TASK GOAL: Go through the listing and copy every line word for word.

TASK INPUTS:
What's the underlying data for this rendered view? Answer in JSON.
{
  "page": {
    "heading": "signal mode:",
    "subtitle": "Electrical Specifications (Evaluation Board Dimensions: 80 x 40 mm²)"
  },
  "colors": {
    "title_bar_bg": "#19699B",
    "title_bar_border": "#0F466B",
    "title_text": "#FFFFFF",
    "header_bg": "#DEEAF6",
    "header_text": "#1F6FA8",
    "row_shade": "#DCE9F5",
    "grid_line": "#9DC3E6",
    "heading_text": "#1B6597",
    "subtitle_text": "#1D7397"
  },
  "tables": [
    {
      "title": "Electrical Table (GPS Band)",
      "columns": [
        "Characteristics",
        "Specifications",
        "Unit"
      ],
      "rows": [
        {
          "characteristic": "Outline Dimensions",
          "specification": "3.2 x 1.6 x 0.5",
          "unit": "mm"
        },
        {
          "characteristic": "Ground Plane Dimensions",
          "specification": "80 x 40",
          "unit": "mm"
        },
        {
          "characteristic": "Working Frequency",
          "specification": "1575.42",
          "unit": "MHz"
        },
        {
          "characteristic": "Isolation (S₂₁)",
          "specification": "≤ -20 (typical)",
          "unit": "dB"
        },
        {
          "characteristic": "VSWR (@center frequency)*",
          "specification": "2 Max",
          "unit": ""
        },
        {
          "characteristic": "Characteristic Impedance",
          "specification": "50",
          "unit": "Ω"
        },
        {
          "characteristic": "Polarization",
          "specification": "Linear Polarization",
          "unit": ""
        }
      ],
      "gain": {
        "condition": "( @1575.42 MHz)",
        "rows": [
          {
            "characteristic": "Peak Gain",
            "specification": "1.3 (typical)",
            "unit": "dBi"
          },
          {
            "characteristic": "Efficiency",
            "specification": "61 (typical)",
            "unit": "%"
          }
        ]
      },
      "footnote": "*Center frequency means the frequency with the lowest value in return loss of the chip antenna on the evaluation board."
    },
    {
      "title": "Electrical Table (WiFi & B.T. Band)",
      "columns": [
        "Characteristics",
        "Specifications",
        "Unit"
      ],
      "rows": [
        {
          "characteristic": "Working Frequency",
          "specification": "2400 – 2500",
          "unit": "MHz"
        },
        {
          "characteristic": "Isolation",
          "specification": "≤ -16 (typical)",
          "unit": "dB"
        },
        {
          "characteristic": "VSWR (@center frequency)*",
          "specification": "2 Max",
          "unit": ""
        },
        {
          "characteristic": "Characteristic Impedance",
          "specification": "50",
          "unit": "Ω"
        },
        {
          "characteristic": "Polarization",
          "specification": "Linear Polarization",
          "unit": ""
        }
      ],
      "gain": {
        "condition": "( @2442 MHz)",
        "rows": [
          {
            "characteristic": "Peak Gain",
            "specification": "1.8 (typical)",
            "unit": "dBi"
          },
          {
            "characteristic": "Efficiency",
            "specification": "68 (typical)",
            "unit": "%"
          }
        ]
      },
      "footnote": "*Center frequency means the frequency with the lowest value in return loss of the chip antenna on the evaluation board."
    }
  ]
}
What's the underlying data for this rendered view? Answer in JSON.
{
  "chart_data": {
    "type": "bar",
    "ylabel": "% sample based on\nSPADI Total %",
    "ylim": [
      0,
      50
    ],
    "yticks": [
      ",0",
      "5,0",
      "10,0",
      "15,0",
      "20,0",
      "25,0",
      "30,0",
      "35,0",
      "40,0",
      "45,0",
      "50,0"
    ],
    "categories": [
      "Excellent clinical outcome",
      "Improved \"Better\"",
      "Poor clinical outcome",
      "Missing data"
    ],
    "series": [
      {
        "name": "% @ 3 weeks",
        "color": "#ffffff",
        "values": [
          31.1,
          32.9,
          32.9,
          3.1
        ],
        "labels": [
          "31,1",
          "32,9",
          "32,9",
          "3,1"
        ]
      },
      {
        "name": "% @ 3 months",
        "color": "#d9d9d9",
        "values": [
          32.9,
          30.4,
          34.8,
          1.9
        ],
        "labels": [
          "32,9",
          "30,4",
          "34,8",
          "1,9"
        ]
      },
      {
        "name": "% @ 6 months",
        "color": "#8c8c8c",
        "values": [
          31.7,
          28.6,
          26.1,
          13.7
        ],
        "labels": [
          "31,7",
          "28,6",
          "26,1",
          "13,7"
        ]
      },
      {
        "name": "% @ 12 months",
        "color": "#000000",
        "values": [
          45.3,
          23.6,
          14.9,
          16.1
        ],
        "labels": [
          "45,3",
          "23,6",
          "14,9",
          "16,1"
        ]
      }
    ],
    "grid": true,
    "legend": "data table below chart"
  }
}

COMPLETE RESPONSE:
What's the underlying data for this rendered view? Answer in JSON.
{
  "page": {
    "heading": "signal mode:",
    "subtitle": "Electrical Specifications (Evaluation Board Dimensions: 80 x 40 mm²)"
  },
  "colors": {
    "title_bar_bg": "#19699B",
    "title_bar_border": "#0F466B",
    "title_text": "#FFFFFF",
    "header_bg": "#DEEAF6",
    "header_text": "#1F6FA8",
    "row_shade": "#DCE9F5",
    "grid_line": "#9DC3E6",
    "heading_text": "#1B6597",
    "subtitle_text": "#1D7397"
  },
  "tables": [
    {
      "title": "Electrical Table (GPS Band)",
      "columns": [
        "Characteristics",
        "Specifications",
        "Unit"
      ],
      "rows": [
        {
          "characteristic": "Outline Dimensions",
          "specification": "3.2 x 1.6 x 0.5",
          "unit": "mm"
        },
        {
          "characteristic": "Ground Plane Dimensions",
          "specification": "80 x 40",
          "unit": "mm"
        },
        {
          "characteristic": "Working Frequency",
          "specification": "1575.42",
          "unit": "MHz"
        },
        {
          "characteristic": "Isolation (S₂₁)",
          "specification": "≤ -20 (typical)",
          "unit": "dB"
        },
        {
          "characteristic": "VSWR (@center frequency)*",
          "specification": "2 Max",
          "unit": ""
        },
        {
          "characteristic": "Characteristic Impedance",
          "specification": "50",
          "unit": "Ω"
        },
        {
          "characteristic": "Polarization",
          "specification": "Linear Polarization",
          "unit": ""
        }
      ],
      "gain": {
        "condition": "( @1575.42 MHz)",
        "rows": [
          {
            "characteristic": "Peak Gain",
            "specification": "1.3 (typical)",
            "unit": "dBi"
          },
          {
            "characteristic": "Efficiency",
            "specification": "61 (typical)",
            "unit": "%"
          }
        ]
      },
      "footnote": "*Center frequency means the frequency with the lowest value in return loss of the chip antenna on the evaluation board."
    },
    {
      "title": "Electrical Table (WiFi & B.T. Band)",
      "columns": [
        "Characteristics",
        "Specifications",
        "Unit"
      ],
      "rows": [
        {
          "characteristic": "Working Frequency",
          "specification": "2400 – 2500",
          "unit": "MHz"
        },
        {
          "characteristic": "Isolation",
          "specification": "≤ -16 (typical)",
          "unit": "dB"
        },
        {
          "characteristic": "VSWR (@center frequency)*",
          "specification": "2 Max",
          "unit": ""
        },
        {
          "characteristic": "Characteristic Impedance",
          "specification": "50",
          "unit": "Ω"
        },
        {
          "characteristic": "Polarization",
          "specification": "Linear Polarization",
          "unit": ""
        }
      ],
      "gain": {
        "condition": "( @2442 MHz)",
        "rows": [
          {
            "characteristic": "Peak Gain",
            "specification": "1.8 (typical)",
            "unit": "dBi"
          },
          {
            "characteristic": "Efficiency",
            "specification": "68 (typical)",
            "unit": "%"
          }
        ]
      },
      "footnote": "*Center frequency means the frequency with the lowest value in return loss of the chip antenna on the evaluation board."
    }
  ]
}
What's the underlying data for this rendered view? Answer in JSON.
{
  "chart_data": {
    "type": "bar",
    "ylabel": "% sample based on\nSPADI Total %",
    "ylim": [
      0,
      50
    ],
    "yticks": [
      ",0",
      "5,0",
      "10,0",
      "15,0",
      "20,0",
      "25,0",
      "30,0",
      "35,0",
      "40,0",
      "45,0",
      "50,0"
    ],
    "categories": [
      "Excellent clinical outcome",
      "Improved \"Better\"",
      "Poor clinical outcome",
      "Missing data"
    ],
    "series": [
      {
        "name": "% @ 3 weeks",
        "color": "#ffffff",
        "values": [
          31.1,
          32.9,
          32.9,
          3.1
        ],
        "labels": [
          "31,1",
          "32,9",
          "32,9",
          "3,1"
        ]
      },
      {
        "name": "% @ 3 months",
        "color": "#d9d9d9",
        "values": [
          32.9,
          30.4,
          34.8,
          1.9
        ],
        "labels": [
          "32,9",
          "30,4",
          "34,8",
          "1,9"
        ]
      },
      {
        "name": "% @ 6 months",
        "color": "#8c8c8c",
        "values": [
          31.7,
          28.6,
          26.1,
          13.7
        ],
        "labels": [
          "31,7",
          "28,6",
          "26,1",
          "13,7"
        ]
      },
      {
        "name": "% @ 12 months",
        "color": "#000000",
        "values": [
          45.3,
          23.6,
          14.9,
          16.1
        ],
        "labels": [
          "45,3",
          "23,6",
          "14,9",
          "16,1"
        ]
      }
    ],
    "grid": true,
    "legend": "data table below chart"
  }
}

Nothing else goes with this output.